***** Records *****

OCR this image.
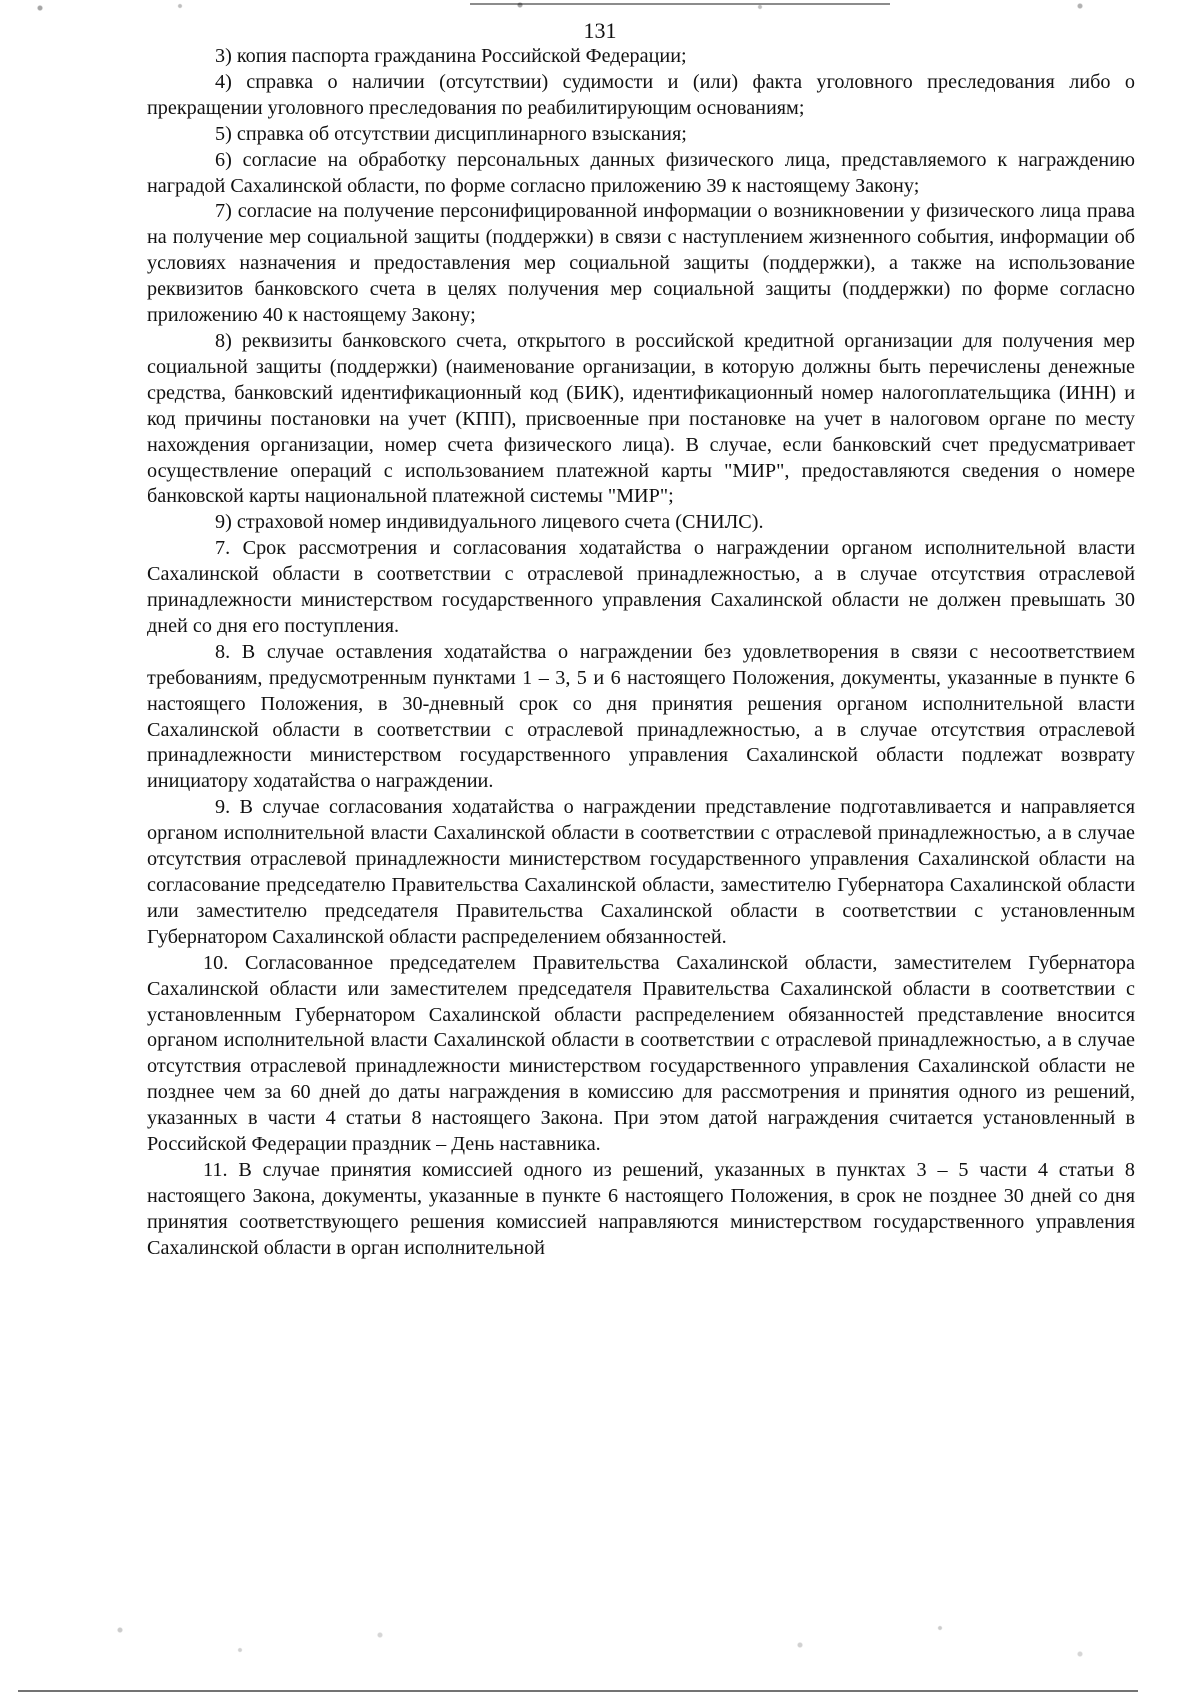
131

3) копия паспорта гражданина Российской Федерации;

4) справка о наличии (отсутствии) судимости и (или) факта уголовного преследования либо о прекращении уголовного преследования по реабилитирующим основаниям;

5) справка об отсутствии дисциплинарного взыскания;

6) согласие на обработку персональных данных физического лица, представляемого к награждению наградой Сахалинской области, по форме согласно приложению 39 к настоящему Закону;

7) согласие на получение персонифицированной информации о возникновении у физического лица права на получение мер социальной защиты (поддержки) в связи с наступлением жизненного события, информации об условиях назначения и предоставления мер социальной защиты (поддержки), а также на использование реквизитов банковского счета в целях получения мер социальной защиты (поддержки) по форме согласно приложению 40 к настоящему Закону;

8) реквизиты банковского счета, открытого в российской кредитной организации для получения мер социальной защиты (поддержки) (наименование организации, в которую должны быть перечислены денежные средства, банковский идентификационный код (БИК), идентификационный номер налогоплательщика (ИНН) и код причины постановки на учет (КПП), присвоенные при постановке на учет в налоговом органе по месту нахождения организации, номер счета физического лица). В случае, если банковский счет предусматривает осуществление операций с использованием платежной карты "МИР", предоставляются сведения о номере банковской карты национальной платежной системы "МИР";

9) страховой номер индивидуального лицевого счета (СНИЛС).

7. Срок рассмотрения и согласования ходатайства о награждении органом исполнительной власти Сахалинской области в соответствии с отраслевой принадлежностью, а в случае отсутствия отраслевой принадлежности министерством государственного управления Сахалинской области не должен превышать 30 дней со дня его поступления.

8. В случае оставления ходатайства о награждении без удовлетворения в связи с несоответствием требованиям, предусмотренным пунктами 1 – 3, 5 и 6 настоящего Положения, документы, указанные в пункте 6 настоящего Положения, в 30-дневный срок со дня принятия решения органом исполнительной власти Сахалинской области в соответствии с отраслевой принадлежностью, а в случае отсутствия отраслевой принадлежности министерством государственного управления Сахалинской области подлежат возврату инициатору ходатайства о награждении.

9. В случае согласования ходатайства о награждении представление подготавливается и направляется органом исполнительной власти Сахалинской области в соответствии с отраслевой принадлежностью, а в случае отсутствия отраслевой принадлежности министерством государственного управления Сахалинской области на согласование председателю Правительства Сахалинской области, заместителю Губернатора Сахалинской области или заместителю председателя Правительства Сахалинской области в соответствии с установленным Губернатором Сахалинской области распределением обязанностей.

10. Согласованное председателем Правительства Сахалинской области, заместителем Губернатора Сахалинской области или заместителем председателя Правительства Сахалинской области в соответствии с установленным Губернатором Сахалинской области распределением обязанностей представление вносится органом исполнительной власти Сахалинской области в соответствии с отраслевой принадлежностью, а в случае отсутствия отраслевой принадлежности министерством государственного управления Сахалинской области не позднее чем за 60 дней до даты награждения в комиссию для рассмотрения и принятия одного из решений, указанных в части 4 статьи 8 настоящего Закона. При этом датой награждения считается установленный в Российской Федерации праздник – День наставника.

11. В случае принятия комиссией одного из решений, указанных в пунктах 3 – 5 части 4 статьи 8 настоящего Закона, документы, указанные в пункте 6 настоящего Положения, в срок не позднее 30 дней со дня принятия соответствующего решения комиссией направляются министерством государственного управления Сахалинской области в орган исполнительной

*****

State how many lines of the listing include the word "справка". Reply with the number alone.

2